**What the task asks:**
Repeat the records below exactly.

Web page and app entries
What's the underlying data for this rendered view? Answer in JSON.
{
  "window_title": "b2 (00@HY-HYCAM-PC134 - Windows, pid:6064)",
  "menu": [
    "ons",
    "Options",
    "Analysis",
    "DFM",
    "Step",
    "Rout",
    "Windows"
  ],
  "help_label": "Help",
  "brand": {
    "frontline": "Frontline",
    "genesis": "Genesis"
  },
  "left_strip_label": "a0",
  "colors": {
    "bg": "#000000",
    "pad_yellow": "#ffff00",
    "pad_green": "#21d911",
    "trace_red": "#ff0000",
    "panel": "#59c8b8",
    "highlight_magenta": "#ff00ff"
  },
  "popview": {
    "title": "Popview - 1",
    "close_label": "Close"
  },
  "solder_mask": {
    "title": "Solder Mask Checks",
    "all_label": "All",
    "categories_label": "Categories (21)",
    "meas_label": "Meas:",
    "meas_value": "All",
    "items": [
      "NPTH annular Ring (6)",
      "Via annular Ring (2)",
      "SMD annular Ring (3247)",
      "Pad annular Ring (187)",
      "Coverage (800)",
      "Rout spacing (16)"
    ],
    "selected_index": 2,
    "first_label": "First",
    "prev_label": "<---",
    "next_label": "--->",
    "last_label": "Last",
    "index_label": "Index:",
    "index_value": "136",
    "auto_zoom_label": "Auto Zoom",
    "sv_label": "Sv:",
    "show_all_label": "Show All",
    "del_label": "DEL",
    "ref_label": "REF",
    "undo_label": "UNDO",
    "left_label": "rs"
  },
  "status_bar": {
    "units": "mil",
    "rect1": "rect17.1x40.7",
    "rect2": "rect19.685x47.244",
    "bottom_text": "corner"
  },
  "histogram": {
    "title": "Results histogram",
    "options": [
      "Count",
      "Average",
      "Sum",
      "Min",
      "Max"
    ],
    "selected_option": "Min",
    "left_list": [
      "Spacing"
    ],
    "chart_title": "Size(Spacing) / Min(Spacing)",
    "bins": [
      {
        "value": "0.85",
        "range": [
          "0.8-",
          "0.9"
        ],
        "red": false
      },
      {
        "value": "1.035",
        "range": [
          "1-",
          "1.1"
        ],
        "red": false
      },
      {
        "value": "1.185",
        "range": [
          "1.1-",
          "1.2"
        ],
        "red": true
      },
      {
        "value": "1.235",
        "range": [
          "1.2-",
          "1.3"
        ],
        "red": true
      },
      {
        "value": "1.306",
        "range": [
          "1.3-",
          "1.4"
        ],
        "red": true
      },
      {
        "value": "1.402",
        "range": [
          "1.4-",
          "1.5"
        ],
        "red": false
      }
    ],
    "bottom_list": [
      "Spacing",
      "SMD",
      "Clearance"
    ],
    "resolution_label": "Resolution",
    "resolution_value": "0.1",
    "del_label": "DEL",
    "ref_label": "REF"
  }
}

**Solved exercise:**
What's the underlying data for this rendered view? Answer in JSON.
{
  "window_title": "b2 (00@HY-HYCAM-PC134 - Windows, pid:6064)",
  "menu": [
    "ons",
    "Options",
    "Analysis",
    "DFM",
    "Step",
    "Rout",
    "Windows"
  ],
  "help_label": "Help",
  "brand": {
    "frontline": "Frontline",
    "genesis": "Genesis"
  },
  "left_strip_label": "a0",
  "colors": {
    "bg": "#000000",
    "pad_yellow": "#ffff00",
    "pad_green": "#21d911",
    "trace_red": "#ff0000",
    "panel": "#59c8b8",
    "highlight_magenta": "#ff00ff"
  },
  "popview": {
    "title": "Popview - 1",
    "close_label": "Close"
  },
  "solder_mask": {
    "title": "Solder Mask Checks",
    "all_label": "All",
    "categories_label": "Categories (21)",
    "meas_label": "Meas:",
    "meas_value": "All",
    "items": [
      "NPTH annular Ring (6)",
      "Via annular Ring (2)",
      "SMD annular Ring (3247)",
      "Pad annular Ring (187)",
      "Coverage (800)",
      "Rout spacing (16)"
    ],
    "selected_index": 2,
    "first_label": "First",
    "prev_label": "<---",
    "next_label": "--->",
    "last_label": "Last",
    "index_label": "Index:",
    "index_value": "136",
    "auto_zoom_label": "Auto Zoom",
    "sv_label": "Sv:",
    "show_all_label": "Show All",
    "del_label": "DEL",
    "ref_label": "REF",
    "undo_label": "UNDO",
    "left_label": "rs"
  },
  "status_bar": {
    "units": "mil",
    "rect1": "rect17.1x40.7",
    "rect2": "rect19.685x47.244",
    "bottom_text": "corner"
  },
  "histogram": {
    "title": "Results histogram",
    "options": [
      "Count",
      "Average",
      "Sum",
      "Min",
      "Max"
    ],
    "selected_option": "Min",
    "left_list": [
      "Spacing"
    ],
    "chart_title": "Size(Spacing) / Min(Spacing)",
    "bins": [
      {
        "value": "0.85",
        "range": [
          "0.8-",
          "0.9"
        ],
        "red": false
      },
      {
        "value": "1.035",
        "range": [
          "1-",
          "1.1"
        ],
        "red": false
      },
      {
        "value": "1.185",
        "range": [
          "1.1-",
          "1.2"
        ],
        "red": true
      },
      {
        "value": "1.235",
        "range": [
          "1.2-",
          "1.3"
        ],
        "red": true
      },
      {
        "value": "1.306",
        "range": [
          "1.3-",
          "1.4"
        ],
        "red": true
      },
      {
        "value": "1.402",
        "range": [
          "1.4-",
          "1.5"
        ],
        "red": false
      }
    ],
    "bottom_list": [
      "Spacing",
      "SMD",
      "Clearance"
    ],
    "resolution_label": "Resolution",
    "resolution_value": "0.1",
    "del_label": "DEL",
    "ref_label": "REF"
  }
}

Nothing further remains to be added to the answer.